### [Challenge]
Note how many lines hold the string "cliente" and give that number without any other words.

Figure record listings:
○ ○ ○ ○ ○
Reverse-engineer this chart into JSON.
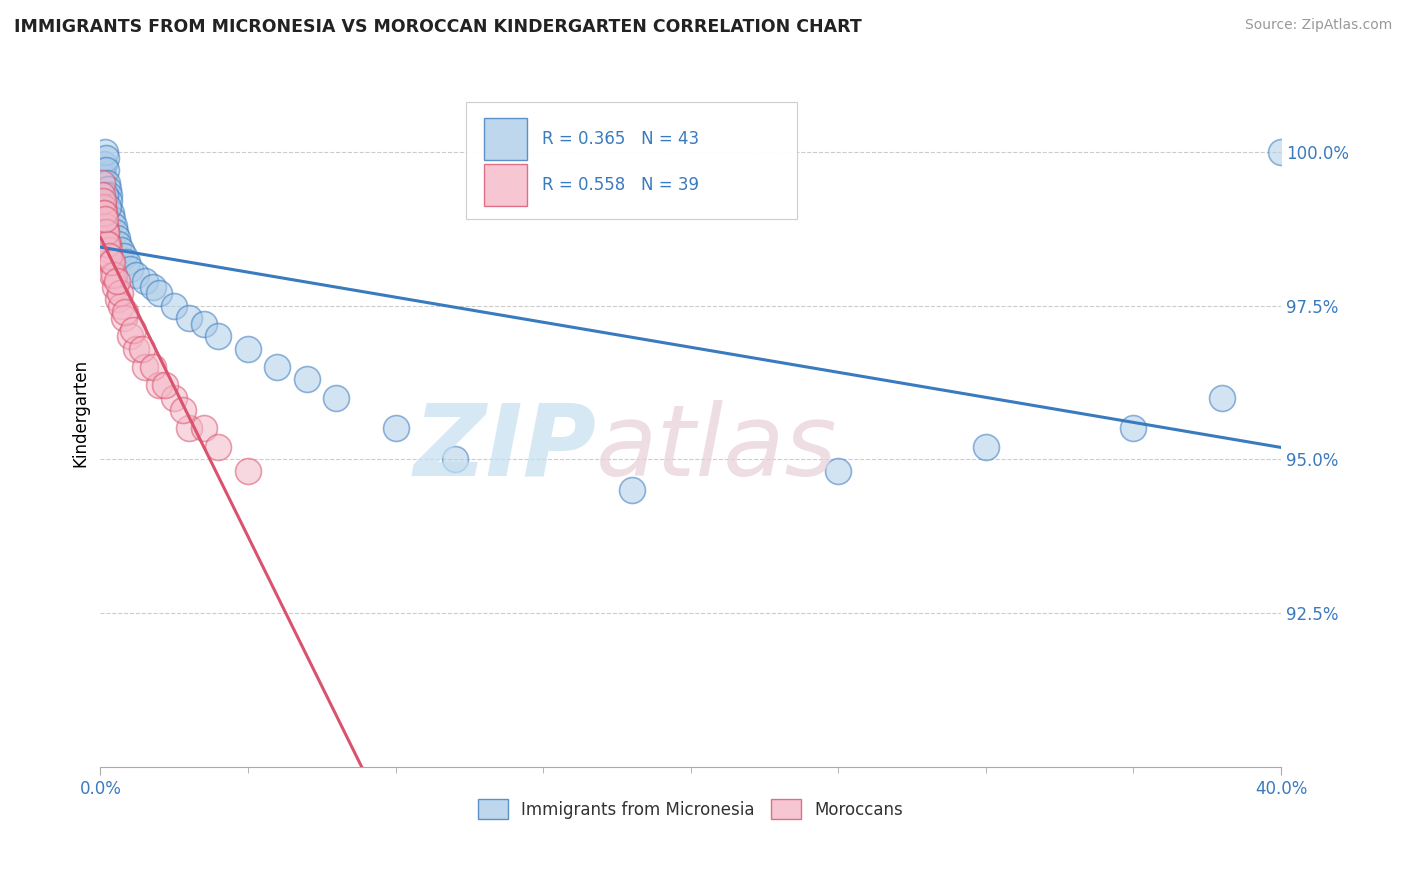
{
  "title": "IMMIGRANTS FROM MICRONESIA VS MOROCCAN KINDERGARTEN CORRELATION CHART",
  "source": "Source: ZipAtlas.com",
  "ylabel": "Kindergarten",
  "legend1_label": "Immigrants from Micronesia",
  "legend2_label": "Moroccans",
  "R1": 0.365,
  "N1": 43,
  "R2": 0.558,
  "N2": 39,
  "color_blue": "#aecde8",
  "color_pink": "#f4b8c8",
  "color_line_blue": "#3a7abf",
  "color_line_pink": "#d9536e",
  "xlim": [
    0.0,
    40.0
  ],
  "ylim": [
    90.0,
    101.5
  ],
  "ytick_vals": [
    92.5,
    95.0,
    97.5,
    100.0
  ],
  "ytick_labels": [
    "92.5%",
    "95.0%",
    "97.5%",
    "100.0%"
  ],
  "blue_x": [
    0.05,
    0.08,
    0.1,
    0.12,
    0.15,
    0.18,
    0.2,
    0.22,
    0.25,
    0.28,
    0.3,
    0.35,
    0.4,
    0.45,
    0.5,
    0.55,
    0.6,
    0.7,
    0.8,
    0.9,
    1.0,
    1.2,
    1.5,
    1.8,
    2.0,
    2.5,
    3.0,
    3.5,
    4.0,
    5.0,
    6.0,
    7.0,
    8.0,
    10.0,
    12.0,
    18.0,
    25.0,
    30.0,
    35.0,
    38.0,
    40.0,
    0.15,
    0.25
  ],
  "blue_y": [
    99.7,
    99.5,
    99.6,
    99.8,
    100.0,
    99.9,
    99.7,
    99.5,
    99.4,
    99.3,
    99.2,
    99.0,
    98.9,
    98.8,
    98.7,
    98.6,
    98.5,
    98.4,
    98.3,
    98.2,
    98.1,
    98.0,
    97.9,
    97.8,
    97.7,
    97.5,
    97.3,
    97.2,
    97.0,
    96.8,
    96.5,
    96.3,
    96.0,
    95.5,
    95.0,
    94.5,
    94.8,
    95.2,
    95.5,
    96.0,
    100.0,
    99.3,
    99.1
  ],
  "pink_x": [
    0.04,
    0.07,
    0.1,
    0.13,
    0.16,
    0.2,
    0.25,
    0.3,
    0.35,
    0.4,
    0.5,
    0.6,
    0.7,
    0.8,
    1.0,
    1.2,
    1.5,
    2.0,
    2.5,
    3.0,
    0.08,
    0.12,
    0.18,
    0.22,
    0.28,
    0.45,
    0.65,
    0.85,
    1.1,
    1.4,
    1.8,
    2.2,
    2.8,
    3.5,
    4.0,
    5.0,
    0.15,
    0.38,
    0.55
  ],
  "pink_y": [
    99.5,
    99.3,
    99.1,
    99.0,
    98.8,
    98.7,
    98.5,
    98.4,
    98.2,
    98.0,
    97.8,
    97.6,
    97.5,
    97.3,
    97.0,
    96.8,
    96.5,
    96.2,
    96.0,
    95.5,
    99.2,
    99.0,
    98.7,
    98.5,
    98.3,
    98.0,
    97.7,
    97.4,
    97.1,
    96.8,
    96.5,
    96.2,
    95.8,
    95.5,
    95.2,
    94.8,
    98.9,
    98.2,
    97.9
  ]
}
○ ○ ○ ○ ○
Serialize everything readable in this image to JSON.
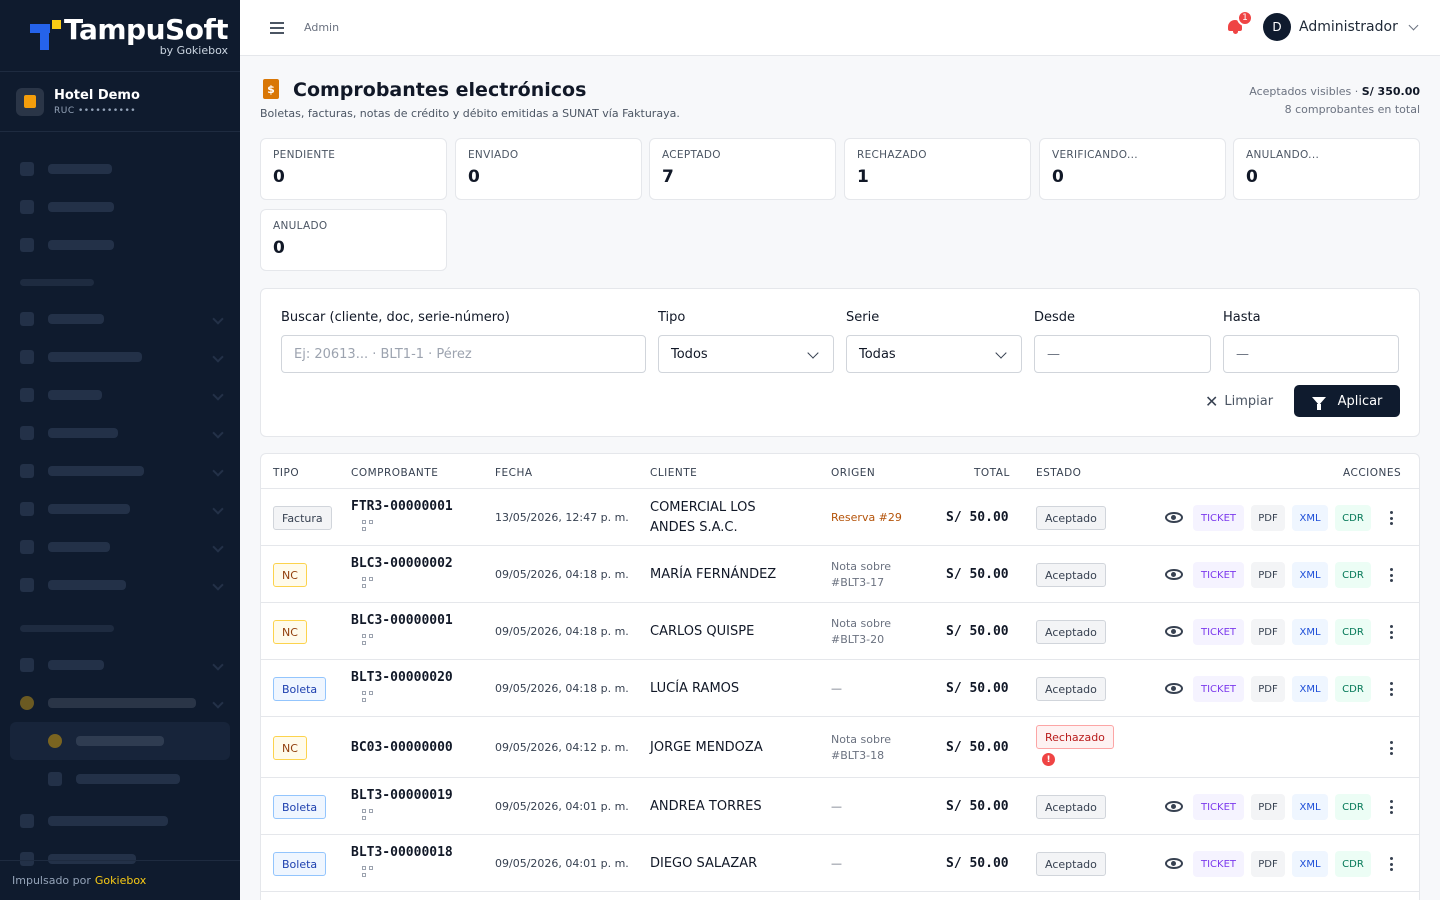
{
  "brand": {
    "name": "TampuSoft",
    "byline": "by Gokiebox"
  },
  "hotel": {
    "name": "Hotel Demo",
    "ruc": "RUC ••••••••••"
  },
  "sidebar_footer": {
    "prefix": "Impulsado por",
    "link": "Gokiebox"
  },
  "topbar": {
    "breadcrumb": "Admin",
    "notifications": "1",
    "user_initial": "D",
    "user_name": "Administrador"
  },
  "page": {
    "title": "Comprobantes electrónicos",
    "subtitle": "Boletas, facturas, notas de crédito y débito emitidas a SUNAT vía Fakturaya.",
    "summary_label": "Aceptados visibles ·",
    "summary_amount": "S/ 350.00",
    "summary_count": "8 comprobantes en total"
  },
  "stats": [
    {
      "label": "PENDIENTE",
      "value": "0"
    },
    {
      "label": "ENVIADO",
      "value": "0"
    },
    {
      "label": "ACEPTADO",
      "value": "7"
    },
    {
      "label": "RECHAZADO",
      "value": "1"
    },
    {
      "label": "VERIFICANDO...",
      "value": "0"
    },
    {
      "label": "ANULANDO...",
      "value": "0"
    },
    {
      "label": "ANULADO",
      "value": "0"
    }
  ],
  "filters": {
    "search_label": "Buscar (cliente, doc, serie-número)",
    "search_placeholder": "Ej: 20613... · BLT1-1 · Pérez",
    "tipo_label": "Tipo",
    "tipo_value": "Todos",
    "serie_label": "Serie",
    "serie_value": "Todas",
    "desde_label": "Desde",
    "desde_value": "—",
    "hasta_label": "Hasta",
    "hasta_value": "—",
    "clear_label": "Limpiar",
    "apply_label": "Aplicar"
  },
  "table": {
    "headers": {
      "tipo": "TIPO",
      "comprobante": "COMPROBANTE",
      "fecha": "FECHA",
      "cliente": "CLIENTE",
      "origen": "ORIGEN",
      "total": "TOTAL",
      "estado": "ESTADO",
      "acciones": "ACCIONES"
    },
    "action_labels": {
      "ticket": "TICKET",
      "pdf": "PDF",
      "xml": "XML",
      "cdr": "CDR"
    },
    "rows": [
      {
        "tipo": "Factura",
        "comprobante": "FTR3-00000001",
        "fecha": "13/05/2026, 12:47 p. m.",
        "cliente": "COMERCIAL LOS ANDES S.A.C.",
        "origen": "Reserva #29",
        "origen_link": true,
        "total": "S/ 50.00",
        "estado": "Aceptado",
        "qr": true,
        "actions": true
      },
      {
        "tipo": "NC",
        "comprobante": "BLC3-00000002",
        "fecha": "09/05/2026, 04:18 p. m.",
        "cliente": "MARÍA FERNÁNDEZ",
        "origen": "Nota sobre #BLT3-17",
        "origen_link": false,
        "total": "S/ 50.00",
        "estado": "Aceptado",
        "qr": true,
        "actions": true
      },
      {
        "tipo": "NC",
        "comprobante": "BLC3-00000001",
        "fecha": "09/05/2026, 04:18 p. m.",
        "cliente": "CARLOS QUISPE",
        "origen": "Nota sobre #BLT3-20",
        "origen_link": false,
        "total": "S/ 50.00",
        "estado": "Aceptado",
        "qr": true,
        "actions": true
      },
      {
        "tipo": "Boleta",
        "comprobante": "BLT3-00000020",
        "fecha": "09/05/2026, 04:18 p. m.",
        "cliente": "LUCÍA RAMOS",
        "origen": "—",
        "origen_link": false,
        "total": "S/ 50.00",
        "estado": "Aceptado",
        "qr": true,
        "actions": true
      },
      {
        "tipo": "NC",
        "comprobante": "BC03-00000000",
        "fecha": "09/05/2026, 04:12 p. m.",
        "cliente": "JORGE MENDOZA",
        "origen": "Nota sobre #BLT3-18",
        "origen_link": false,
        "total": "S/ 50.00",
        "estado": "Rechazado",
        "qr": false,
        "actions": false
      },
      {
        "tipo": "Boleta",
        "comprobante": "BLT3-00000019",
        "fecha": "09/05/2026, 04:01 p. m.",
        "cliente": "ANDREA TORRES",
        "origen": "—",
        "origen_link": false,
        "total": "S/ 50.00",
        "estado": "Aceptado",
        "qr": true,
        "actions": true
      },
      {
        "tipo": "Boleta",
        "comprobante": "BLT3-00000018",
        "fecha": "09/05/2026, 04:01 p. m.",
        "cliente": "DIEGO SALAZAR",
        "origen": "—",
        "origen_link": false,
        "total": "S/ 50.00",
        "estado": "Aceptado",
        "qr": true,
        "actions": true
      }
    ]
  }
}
○ ○ ○ ○ ○
### [Finished exercise]
9